Task prompt >> Transcribe the records that follow exactly. Skip the pictures.

======== Supplied records

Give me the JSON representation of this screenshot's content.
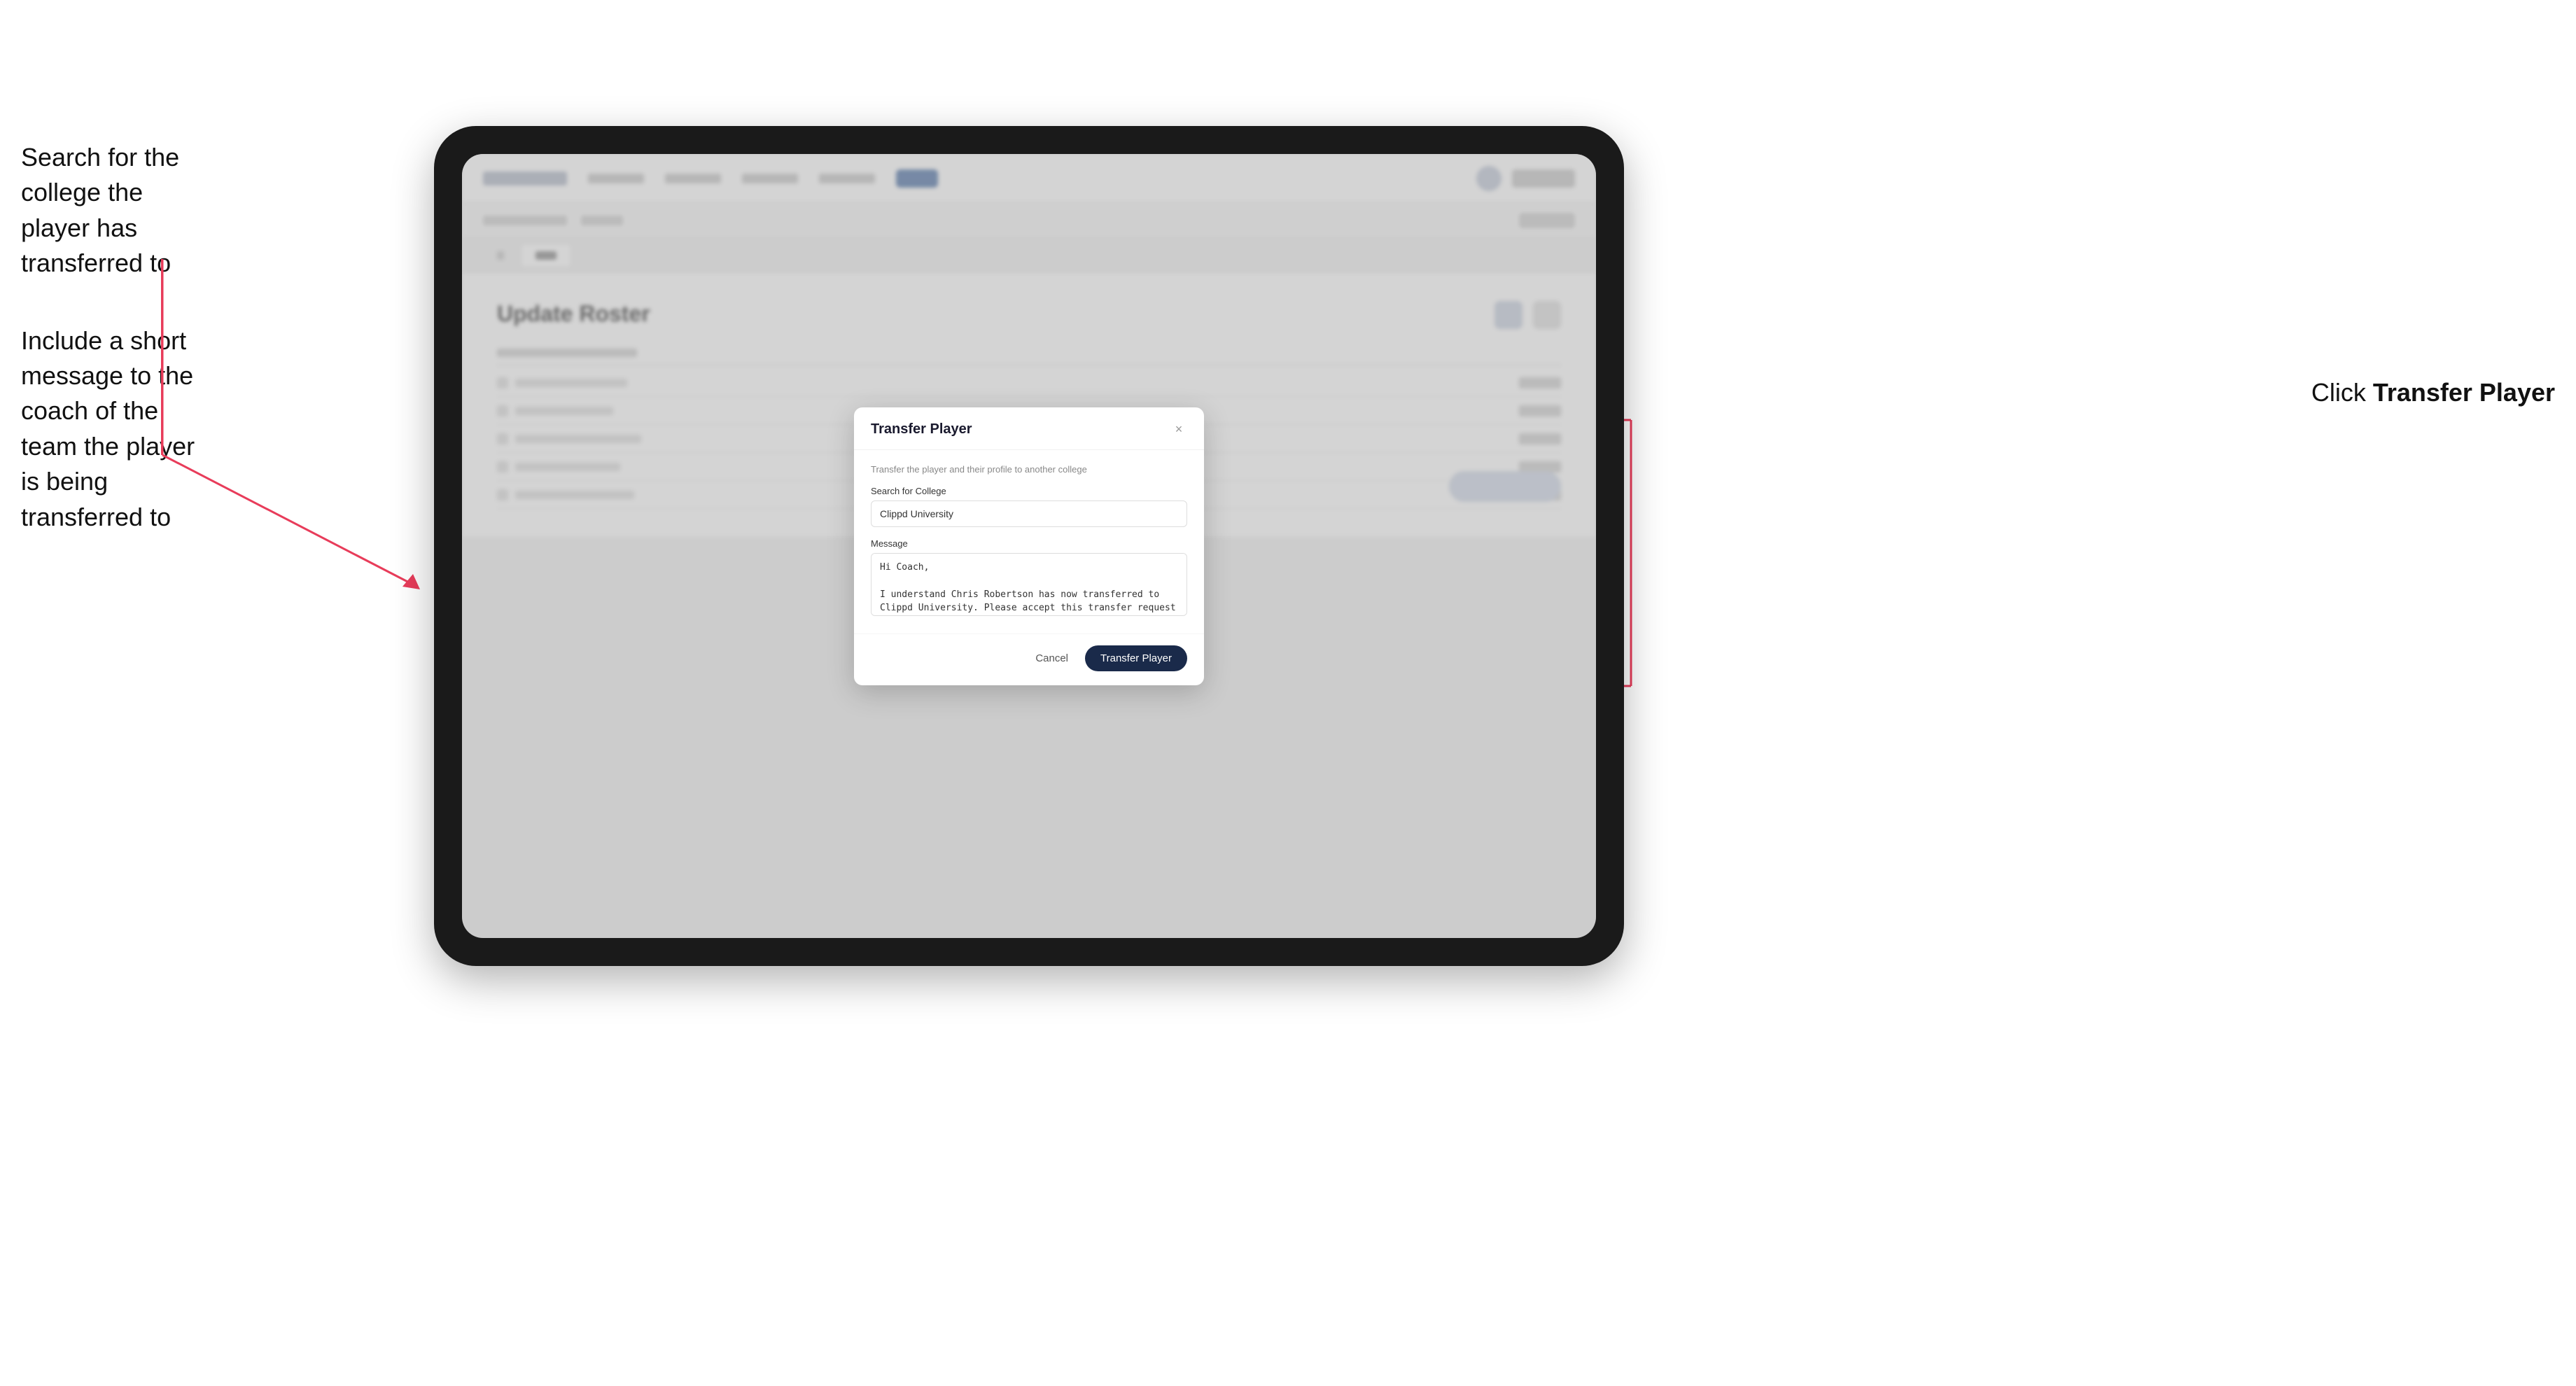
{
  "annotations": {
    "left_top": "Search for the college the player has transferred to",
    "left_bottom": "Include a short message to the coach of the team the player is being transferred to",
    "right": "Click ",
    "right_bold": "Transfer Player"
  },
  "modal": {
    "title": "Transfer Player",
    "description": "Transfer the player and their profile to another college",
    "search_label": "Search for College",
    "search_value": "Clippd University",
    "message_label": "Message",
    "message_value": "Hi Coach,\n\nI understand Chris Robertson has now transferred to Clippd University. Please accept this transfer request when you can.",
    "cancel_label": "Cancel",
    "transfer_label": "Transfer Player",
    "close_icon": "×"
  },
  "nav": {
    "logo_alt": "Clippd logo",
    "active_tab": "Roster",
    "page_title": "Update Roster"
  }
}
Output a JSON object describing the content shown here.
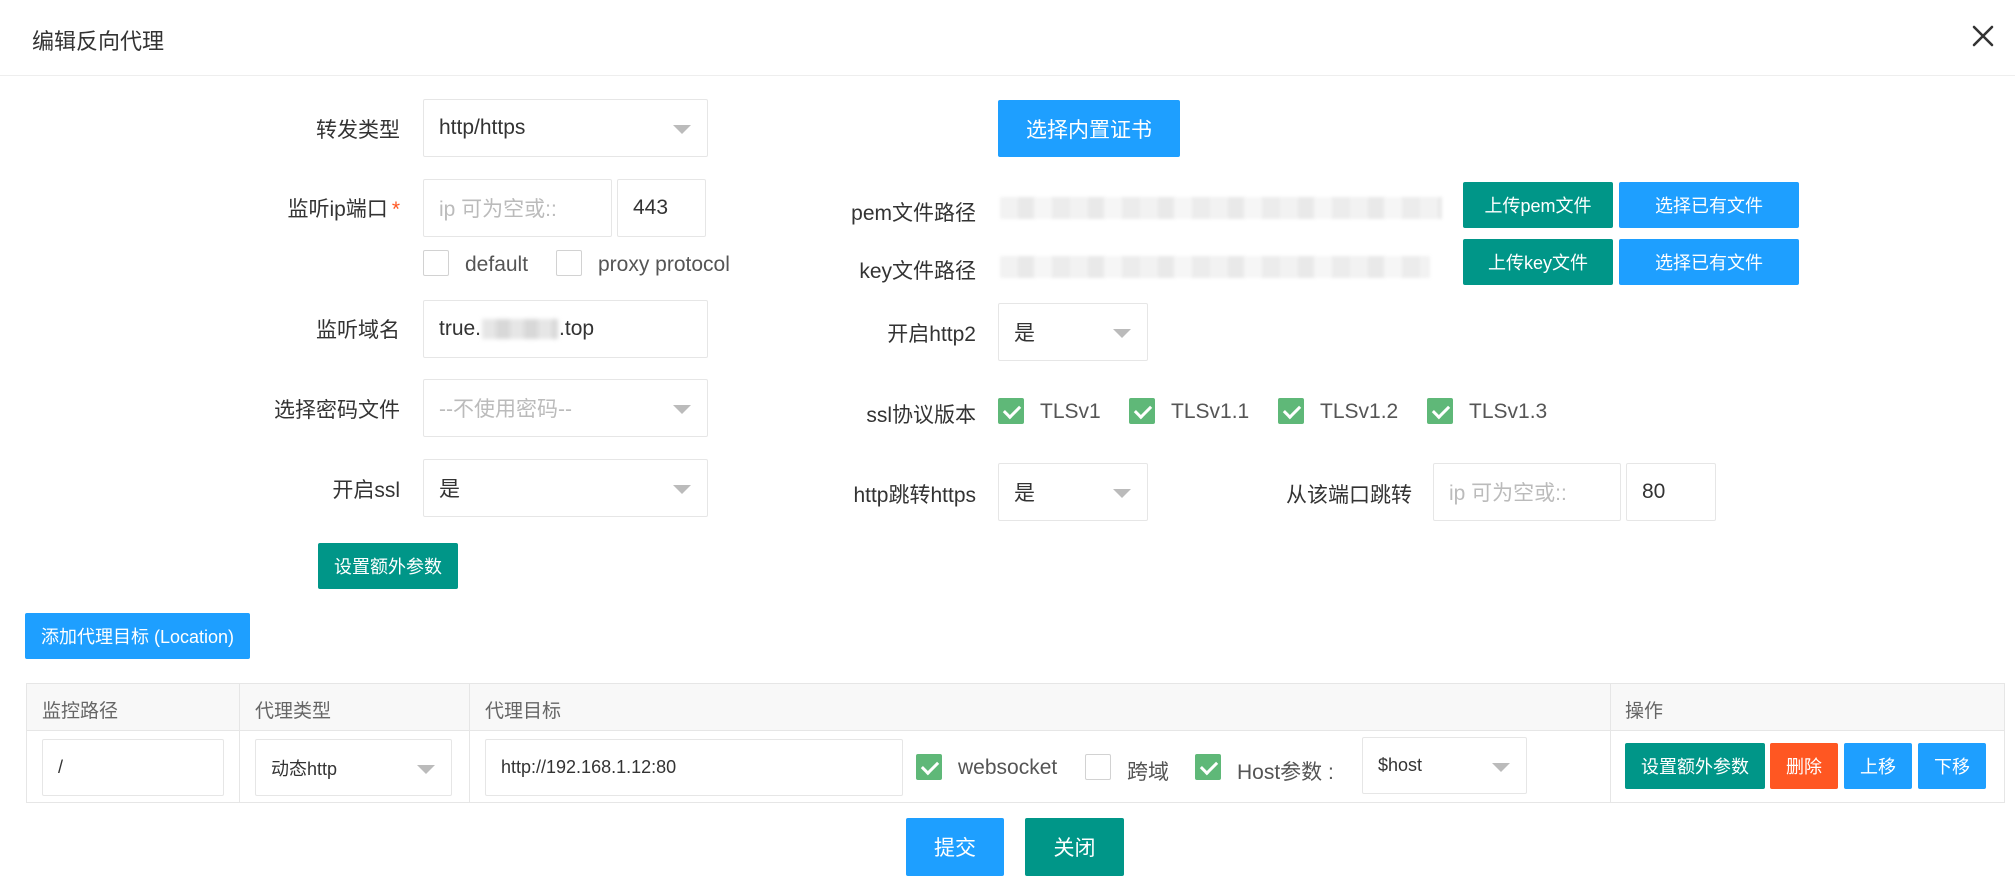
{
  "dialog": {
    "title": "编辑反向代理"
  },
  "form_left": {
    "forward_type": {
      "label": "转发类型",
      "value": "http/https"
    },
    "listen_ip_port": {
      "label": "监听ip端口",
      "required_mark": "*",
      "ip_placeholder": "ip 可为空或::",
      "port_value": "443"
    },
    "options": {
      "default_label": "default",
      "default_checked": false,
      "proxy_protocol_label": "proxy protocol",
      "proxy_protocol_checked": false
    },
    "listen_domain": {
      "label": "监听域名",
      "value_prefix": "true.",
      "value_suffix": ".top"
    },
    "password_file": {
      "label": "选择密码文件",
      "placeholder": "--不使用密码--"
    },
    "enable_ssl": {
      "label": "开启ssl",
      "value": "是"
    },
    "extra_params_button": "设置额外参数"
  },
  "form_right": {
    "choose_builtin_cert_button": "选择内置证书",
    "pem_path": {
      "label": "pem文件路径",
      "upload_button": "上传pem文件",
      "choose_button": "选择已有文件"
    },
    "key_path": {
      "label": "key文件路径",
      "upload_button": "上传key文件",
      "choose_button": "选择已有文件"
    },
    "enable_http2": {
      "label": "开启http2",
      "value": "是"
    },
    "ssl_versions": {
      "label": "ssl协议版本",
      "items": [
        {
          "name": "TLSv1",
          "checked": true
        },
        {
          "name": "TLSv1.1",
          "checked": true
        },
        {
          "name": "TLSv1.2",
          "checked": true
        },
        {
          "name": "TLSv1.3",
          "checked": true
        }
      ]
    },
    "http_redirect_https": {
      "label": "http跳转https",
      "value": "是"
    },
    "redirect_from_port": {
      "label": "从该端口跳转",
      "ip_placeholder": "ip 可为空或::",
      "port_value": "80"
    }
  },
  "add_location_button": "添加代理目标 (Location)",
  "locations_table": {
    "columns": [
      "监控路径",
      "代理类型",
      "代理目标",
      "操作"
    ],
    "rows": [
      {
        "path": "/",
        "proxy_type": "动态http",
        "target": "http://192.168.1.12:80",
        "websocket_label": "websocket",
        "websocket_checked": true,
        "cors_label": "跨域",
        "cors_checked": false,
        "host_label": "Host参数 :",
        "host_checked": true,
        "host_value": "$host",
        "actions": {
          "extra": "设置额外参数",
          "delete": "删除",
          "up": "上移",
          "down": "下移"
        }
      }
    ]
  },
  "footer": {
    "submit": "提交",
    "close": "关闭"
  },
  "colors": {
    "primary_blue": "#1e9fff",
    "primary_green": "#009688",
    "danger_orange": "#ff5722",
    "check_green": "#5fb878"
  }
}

================

Solution >>
Give me the JSON representation of this screenshot's content.
{
  "annotations": {
    "left_top": "Search for the college the player has transferred to",
    "left_bottom": "Include a short message to the coach of the team the player is being transferred to",
    "right": "Click ",
    "right_bold": "Transfer Player"
  },
  "modal": {
    "title": "Transfer Player",
    "description": "Transfer the player and their profile to another college",
    "search_label": "Search for College",
    "search_value": "Clippd University",
    "message_label": "Message",
    "message_value": "Hi Coach,\n\nI understand Chris Robertson has now transferred to Clippd University. Please accept this transfer request when you can.",
    "cancel_label": "Cancel",
    "transfer_label": "Transfer Player",
    "close_icon": "×"
  },
  "nav": {
    "logo_alt": "Clippd logo",
    "active_tab": "Roster",
    "page_title": "Update Roster"
  }
}
Output a JSON object describing the content shown here.
{
  "dialog": {
    "title": "编辑反向代理"
  },
  "form_left": {
    "forward_type": {
      "label": "转发类型",
      "value": "http/https"
    },
    "listen_ip_port": {
      "label": "监听ip端口",
      "required_mark": "*",
      "ip_placeholder": "ip 可为空或::",
      "port_value": "443"
    },
    "options": {
      "default_label": "default",
      "default_checked": false,
      "proxy_protocol_label": "proxy protocol",
      "proxy_protocol_checked": false
    },
    "listen_domain": {
      "label": "监听域名",
      "value_prefix": "true.",
      "value_suffix": ".top"
    },
    "password_file": {
      "label": "选择密码文件",
      "placeholder": "--不使用密码--"
    },
    "enable_ssl": {
      "label": "开启ssl",
      "value": "是"
    },
    "extra_params_button": "设置额外参数"
  },
  "form_right": {
    "choose_builtin_cert_button": "选择内置证书",
    "pem_path": {
      "label": "pem文件路径",
      "upload_button": "上传pem文件",
      "choose_button": "选择已有文件"
    },
    "key_path": {
      "label": "key文件路径",
      "upload_button": "上传key文件",
      "choose_button": "选择已有文件"
    },
    "enable_http2": {
      "label": "开启http2",
      "value": "是"
    },
    "ssl_versions": {
      "label": "ssl协议版本",
      "items": [
        {
          "name": "TLSv1",
          "checked": true
        },
        {
          "name": "TLSv1.1",
          "checked": true
        },
        {
          "name": "TLSv1.2",
          "checked": true
        },
        {
          "name": "TLSv1.3",
          "checked": true
        }
      ]
    },
    "http_redirect_https": {
      "label": "http跳转https",
      "value": "是"
    },
    "redirect_from_port": {
      "label": "从该端口跳转",
      "ip_placeholder": "ip 可为空或::",
      "port_value": "80"
    }
  },
  "add_location_button": "添加代理目标 (Location)",
  "locations_table": {
    "columns": [
      "监控路径",
      "代理类型",
      "代理目标",
      "操作"
    ],
    "rows": [
      {
        "path": "/",
        "proxy_type": "动态http",
        "target": "http://192.168.1.12:80",
        "websocket_label": "websocket",
        "websocket_checked": true,
        "cors_label": "跨域",
        "cors_checked": false,
        "host_label": "Host参数 :",
        "host_checked": true,
        "host_value": "$host",
        "actions": {
          "extra": "设置额外参数",
          "delete": "删除",
          "up": "上移",
          "down": "下移"
        }
      }
    ]
  },
  "footer": {
    "submit": "提交",
    "close": "关闭"
  },
  "colors": {
    "primary_blue": "#1e9fff",
    "primary_green": "#009688",
    "danger_orange": "#ff5722",
    "check_green": "#5fb878"
  }
}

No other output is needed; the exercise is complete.